_Directions_. Collect all lines containing the word "httpbin" from the data.

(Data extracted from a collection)

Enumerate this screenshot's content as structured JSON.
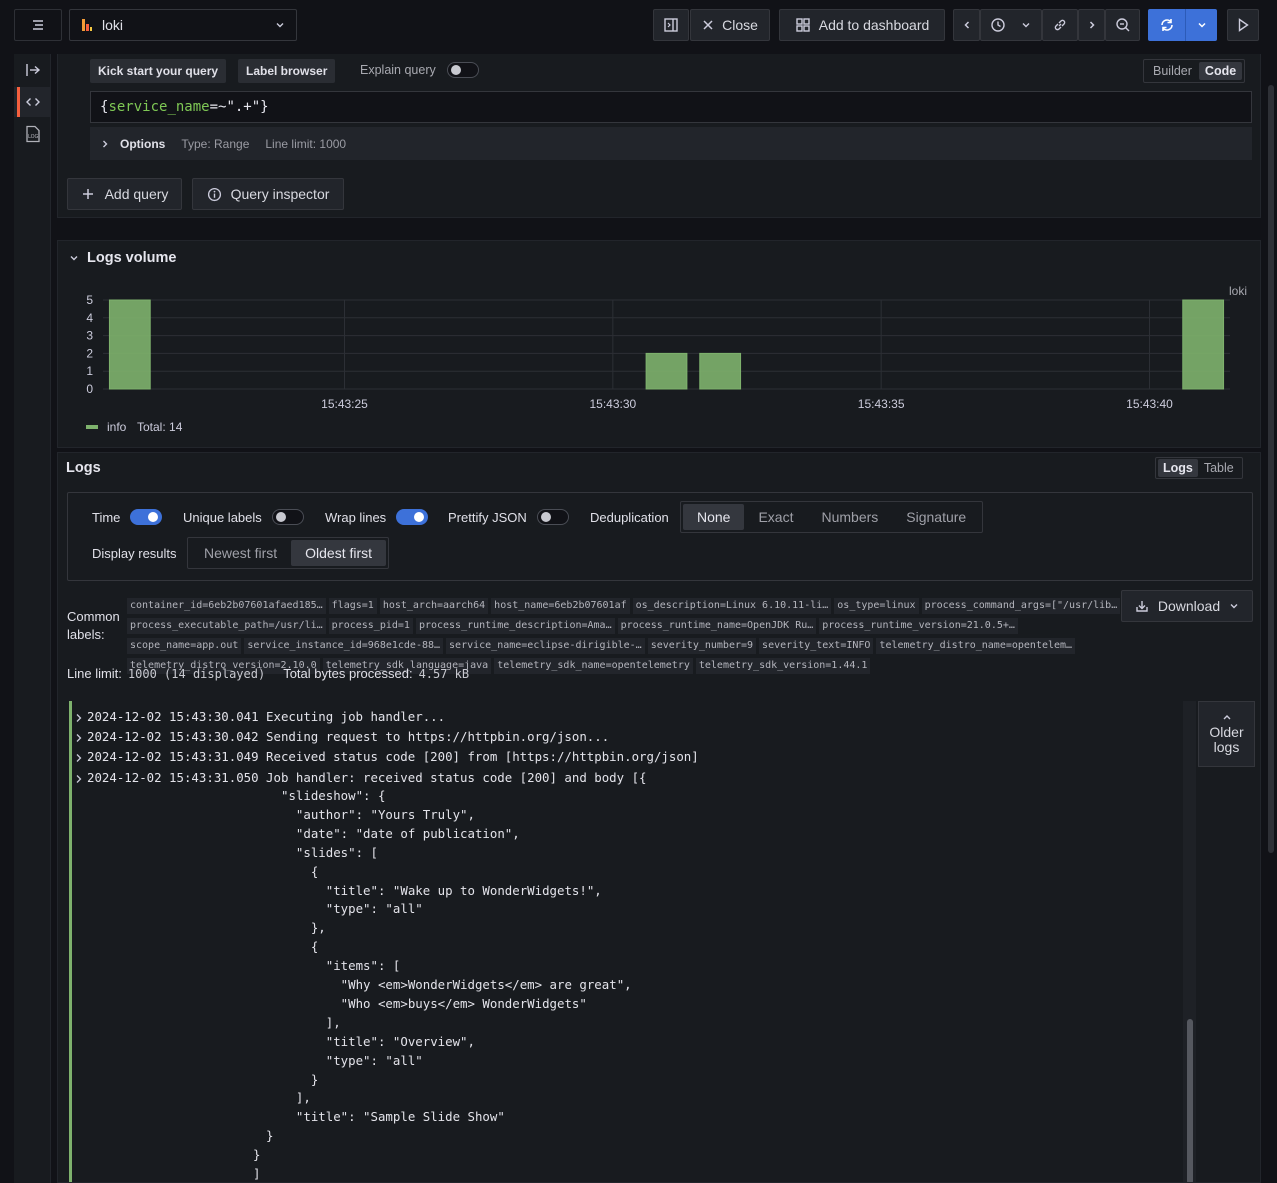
{
  "topbar": {
    "datasource": "loki",
    "close_label": "Close",
    "add_dashboard_label": "Add to dashboard"
  },
  "query": {
    "kick_start_label": "Kick start your query",
    "label_browser_label": "Label browser",
    "explain_label": "Explain query",
    "builder_label": "Builder",
    "code_label": "Code",
    "expression_parts": [
      "{",
      "service_name",
      "=~",
      "\".+\"",
      "}"
    ],
    "options_label": "Options",
    "options_type": "Type: Range",
    "options_limit": "Line limit: 1000",
    "add_query_label": "Add query",
    "inspector_label": "Query inspector"
  },
  "volume": {
    "title": "Logs volume",
    "series_label": "loki",
    "legend_name": "info",
    "legend_total": "Total: 14"
  },
  "chart_data": {
    "type": "bar",
    "title": "Logs volume",
    "x_ticks": [
      "15:43:25",
      "15:43:30",
      "15:43:35",
      "15:43:40"
    ],
    "x": [
      "15:43:21",
      "15:43:31",
      "15:43:32",
      "15:43:41"
    ],
    "series": [
      {
        "name": "info",
        "values": [
          5,
          2,
          2,
          5
        ],
        "color": "#7eb26d"
      }
    ],
    "y_ticks": [
      0,
      1,
      2,
      3,
      4,
      5
    ],
    "ylim": [
      0,
      5
    ],
    "grid": true,
    "legend": "bottom-left"
  },
  "logs": {
    "title": "Logs",
    "view_tabs": [
      "Logs",
      "Table"
    ],
    "toggles": {
      "time": "Time",
      "unique_labels": "Unique labels",
      "wrap_lines": "Wrap lines",
      "prettify": "Prettify JSON",
      "dedup": "Deduplication"
    },
    "dedup_options": [
      "None",
      "Exact",
      "Numbers",
      "Signature"
    ],
    "display_results_label": "Display results",
    "order_options": [
      "Newest first",
      "Oldest first"
    ],
    "common_labels_title": "Common labels:",
    "common_labels": [
      "container_id=6eb2b07601afaed185…",
      "flags=1",
      "host_arch=aarch64",
      "host_name=6eb2b07601af",
      "os_description=Linux 6.10.11-li…",
      "os_type=linux",
      "process_command_args=[\"/usr/lib…",
      "process_executable_path=/usr/li…",
      "process_pid=1",
      "process_runtime_description=Ama…",
      "process_runtime_name=OpenJDK Ru…",
      "process_runtime_version=21.0.5+…",
      "scope_name=app.out",
      "service_instance_id=968e1cde-88…",
      "service_name=eclipse-dirigible-…",
      "severity_number=9",
      "severity_text=INFO",
      "telemetry_distro_name=opentelem…",
      "telemetry_distro_version=2.10.0",
      "telemetry_sdk_language=java",
      "telemetry_sdk_name=opentelemetry",
      "telemetry_sdk_version=1.44.1"
    ],
    "download_label": "Download",
    "line_limit_label": "Line limit:",
    "line_limit_value": "1000 (14 displayed)",
    "bytes_label": "Total bytes processed:",
    "bytes_value": "4.57 kB",
    "older_logs_label": "Older logs",
    "lines": [
      "2024-12-02 15:43:30.041 Executing job handler...",
      "2024-12-02 15:43:30.042 Sending request to https://httpbin.org/json...",
      "2024-12-02 15:43:31.049 Received status code [200] from [https://httpbin.org/json]",
      "2024-12-02 15:43:31.050 Job handler: received status code [200] and body [{"
    ],
    "body_lines": [
      "\"slideshow\": {",
      "  \"author\": \"Yours Truly\",",
      "  \"date\": \"date of publication\",",
      "  \"slides\": [",
      "    {",
      "      \"title\": \"Wake up to WonderWidgets!\",",
      "      \"type\": \"all\"",
      "    },",
      "    {",
      "      \"items\": [",
      "        \"Why <em>WonderWidgets</em> are great\",",
      "        \"Who <em>buys</em> WonderWidgets\"",
      "      ],",
      "      \"title\": \"Overview\",",
      "      \"type\": \"all\"",
      "    }",
      "  ],",
      "  \"title\": \"Sample Slide Show\"",
      "}",
      "}",
      "]"
    ]
  }
}
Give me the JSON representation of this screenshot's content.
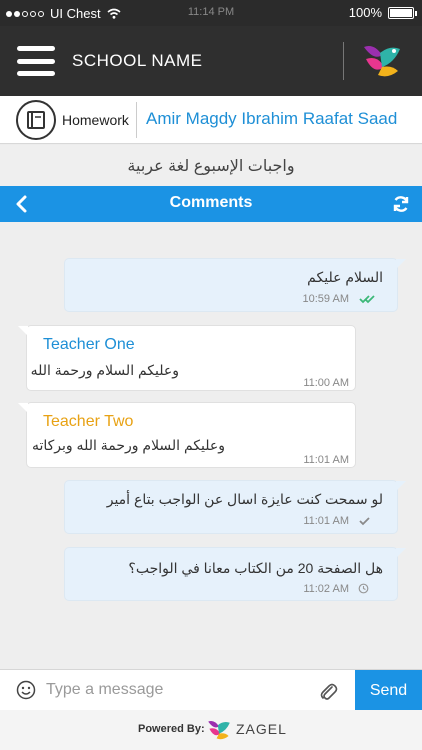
{
  "status_bar": {
    "carrier": "UI Chest",
    "time": "11:14 PM",
    "battery": "100%"
  },
  "header": {
    "school_name": "SCHOOL NAME"
  },
  "sub_header": {
    "section_label": "Homework",
    "student_name": "Amir Magdy Ibrahim Raafat Saad"
  },
  "homework_title": "واجبات الإسبوع لغة عربية",
  "comments_bar": {
    "title": "Comments"
  },
  "messages": [
    {
      "direction": "out",
      "text": "السلام عليكم",
      "time": "10:59 AM",
      "status": "read"
    },
    {
      "direction": "in",
      "sender": "Teacher One",
      "sender_color": "#1e8fd6",
      "text": "وعليكم السلام ورحمة الله",
      "time": "11:00 AM"
    },
    {
      "direction": "in",
      "sender": "Teacher Two",
      "sender_color": "#e8a214",
      "text": "وعليكم السلام ورحمة الله وبركاته",
      "time": "11:01 AM"
    },
    {
      "direction": "out",
      "text": "لو سمحت كنت عايزة اسال عن الواجب بتاع أمير",
      "time": "11:01 AM",
      "status": "sent"
    },
    {
      "direction": "out",
      "text": "هل الصفحة 20 من الكتاب معانا في الواجب؟",
      "time": "11:02 AM",
      "status": "pending"
    }
  ],
  "input": {
    "placeholder": "Type a message",
    "value": "",
    "send_label": "Send"
  },
  "footer": {
    "powered_by": "Powered By:",
    "brand": "ZAGEL"
  },
  "colors": {
    "accent": "#1b93e4",
    "header_bg": "#2f2f2f",
    "out_bubble": "#e6f1fb",
    "read_check": "#3cb878"
  },
  "icons": [
    "menu-icon",
    "app-logo-icon",
    "book-icon",
    "back-arrow-icon",
    "refresh-icon",
    "emoji-icon",
    "attachment-icon",
    "double-check-icon",
    "single-check-icon",
    "clock-icon"
  ]
}
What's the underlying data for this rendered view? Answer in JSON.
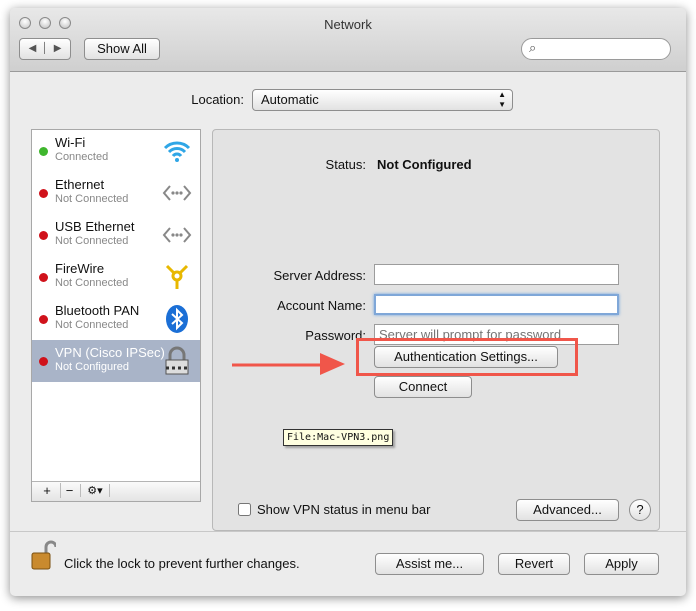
{
  "window": {
    "title": "Network"
  },
  "toolbar": {
    "show_all": "Show All",
    "search_placeholder": ""
  },
  "location": {
    "label": "Location:",
    "value": "Automatic"
  },
  "services": [
    {
      "name": "Wi-Fi",
      "status": "Connected",
      "dot": "#3fb62d",
      "icon": "wifi-icon"
    },
    {
      "name": "Ethernet",
      "status": "Not Connected",
      "dot": "#d0121b",
      "icon": "ethernet-icon"
    },
    {
      "name": "USB Ethernet",
      "status": "Not Connected",
      "dot": "#d0121b",
      "icon": "ethernet-icon"
    },
    {
      "name": "FireWire",
      "status": "Not Connected",
      "dot": "#d0121b",
      "icon": "firewire-icon"
    },
    {
      "name": "Bluetooth PAN",
      "status": "Not Connected",
      "dot": "#d0121b",
      "icon": "bluetooth-icon"
    },
    {
      "name": "VPN (Cisco IPSec)",
      "status": "Not Configured",
      "dot": "#d0121b",
      "icon": "lock-icon",
      "selected": true
    }
  ],
  "list_controls": {
    "add": "+",
    "remove": "−",
    "gear": "⚙▾"
  },
  "detail": {
    "status_label": "Status:",
    "status_value": "Not Configured",
    "server_label": "Server Address:",
    "server_value": "",
    "account_label": "Account Name:",
    "account_value": "",
    "password_label": "Password:",
    "password_placeholder": "Server will prompt for password",
    "auth_button": "Authentication Settings...",
    "connect_button": "Connect",
    "tooltip": "File:Mac-VPN3.png",
    "show_status_label": "Show VPN status in menu bar",
    "show_status_checked": false,
    "advanced_button": "Advanced...",
    "help_button": "?"
  },
  "annotation": {
    "color": "#f0564a"
  },
  "footer": {
    "lock_text": "Click the lock to prevent further changes.",
    "assist": "Assist me...",
    "revert": "Revert",
    "apply": "Apply"
  }
}
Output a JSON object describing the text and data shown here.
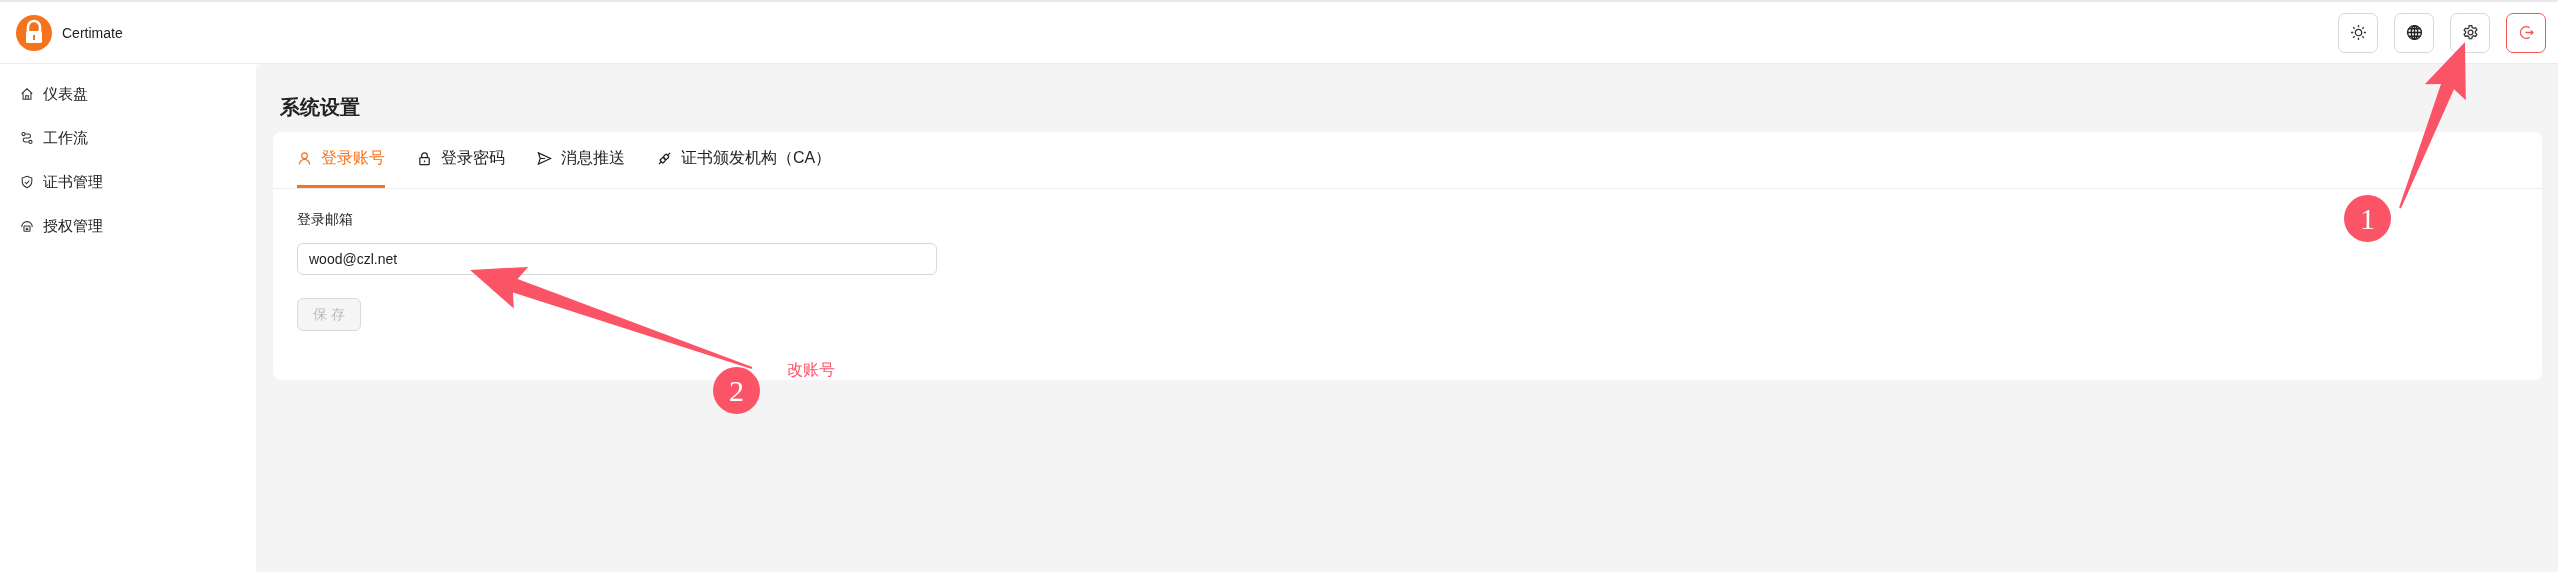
{
  "brand": {
    "name": "Certimate"
  },
  "sidebar": {
    "items": [
      {
        "label": "仪表盘"
      },
      {
        "label": "工作流"
      },
      {
        "label": "证书管理"
      },
      {
        "label": "授权管理"
      }
    ]
  },
  "page_title": "系统设置",
  "tabs": [
    {
      "label": "登录账号",
      "selected": true
    },
    {
      "label": "登录密码",
      "selected": false
    },
    {
      "label": "消息推送",
      "selected": false
    },
    {
      "label": "证书颁发机构（CA）",
      "selected": false
    }
  ],
  "form": {
    "label": "登录邮箱",
    "value": "wood@czl.net",
    "save_button": {
      "label": "保 存",
      "disabled": true
    }
  },
  "annotations": [
    {
      "number": "1"
    },
    {
      "number": "2",
      "note": "改账号"
    }
  ]
}
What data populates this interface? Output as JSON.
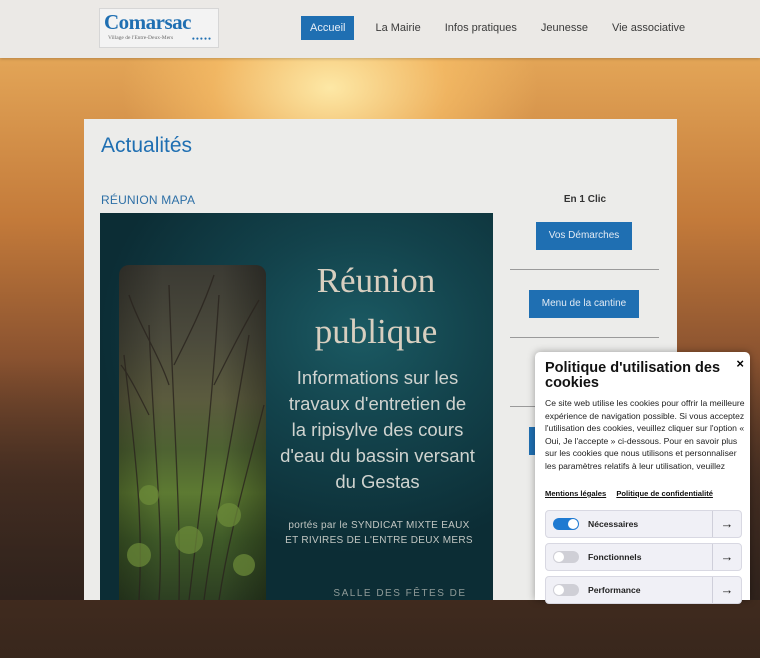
{
  "header": {
    "logo_main": "Comarsac",
    "logo_sub": "Village de l'Entre-Deux-Mers",
    "logo_dots": "●●●●●",
    "nav": [
      {
        "label": "Accueil",
        "active": true
      },
      {
        "label": "La Mairie"
      },
      {
        "label": "Infos pratiques"
      },
      {
        "label": "Jeunesse"
      },
      {
        "label": "Vie associative"
      }
    ]
  },
  "main": {
    "page_title": "Actualités",
    "article_title": "RÉUNION MAPA",
    "poster": {
      "heading_1": "Réunion",
      "heading_2": "publique",
      "body": "Informations sur les travaux d'entretien de la ripisylve des cours d'eau du bassin versant du Gestas",
      "small": "portés par le SYNDICAT MIXTE EAUX ET RIVIRES DE L'ENTRE DEUX MERS",
      "foot": "SALLE DES FÊTES DE"
    }
  },
  "sidebar": {
    "title": "En 1 Clic",
    "buttons": [
      {
        "label": "Vos Démarches"
      },
      {
        "label": "Menu de la cantine"
      }
    ]
  },
  "cookie": {
    "close": "×",
    "title": "Politique d'utilisation des cookies",
    "text": "Ce site web utilise les cookies pour offrir la meilleure expérience de navigation possible. Si vous acceptez l'utilisation des cookies, veuillez cliquer sur l'option « Oui, Je l'accepte » ci-dessous. Pour en savoir plus sur les cookies que nous utilisons et personnaliser les paramètres relatifs à leur utilisation, veuillez",
    "link_legal": "Mentions légales",
    "link_privacy": "Politique de confidentialité",
    "prefs": [
      {
        "label": "Nécessaires",
        "enabled": true
      },
      {
        "label": "Fonctionnels",
        "enabled": false
      },
      {
        "label": "Performance",
        "enabled": false
      }
    ],
    "arrow": "→"
  },
  "colors": {
    "accent": "#1f6fb2",
    "poster_bg": "#13434c",
    "toggle_on": "#1f7ad1"
  }
}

_Worked answer_.
      "2024-12-02 15:43:30.042 Sending request to https://httpbin.org/json...",
      "2024-12-02 15:43:31.049 Received status code [200] from [https://httpbin.org/json]",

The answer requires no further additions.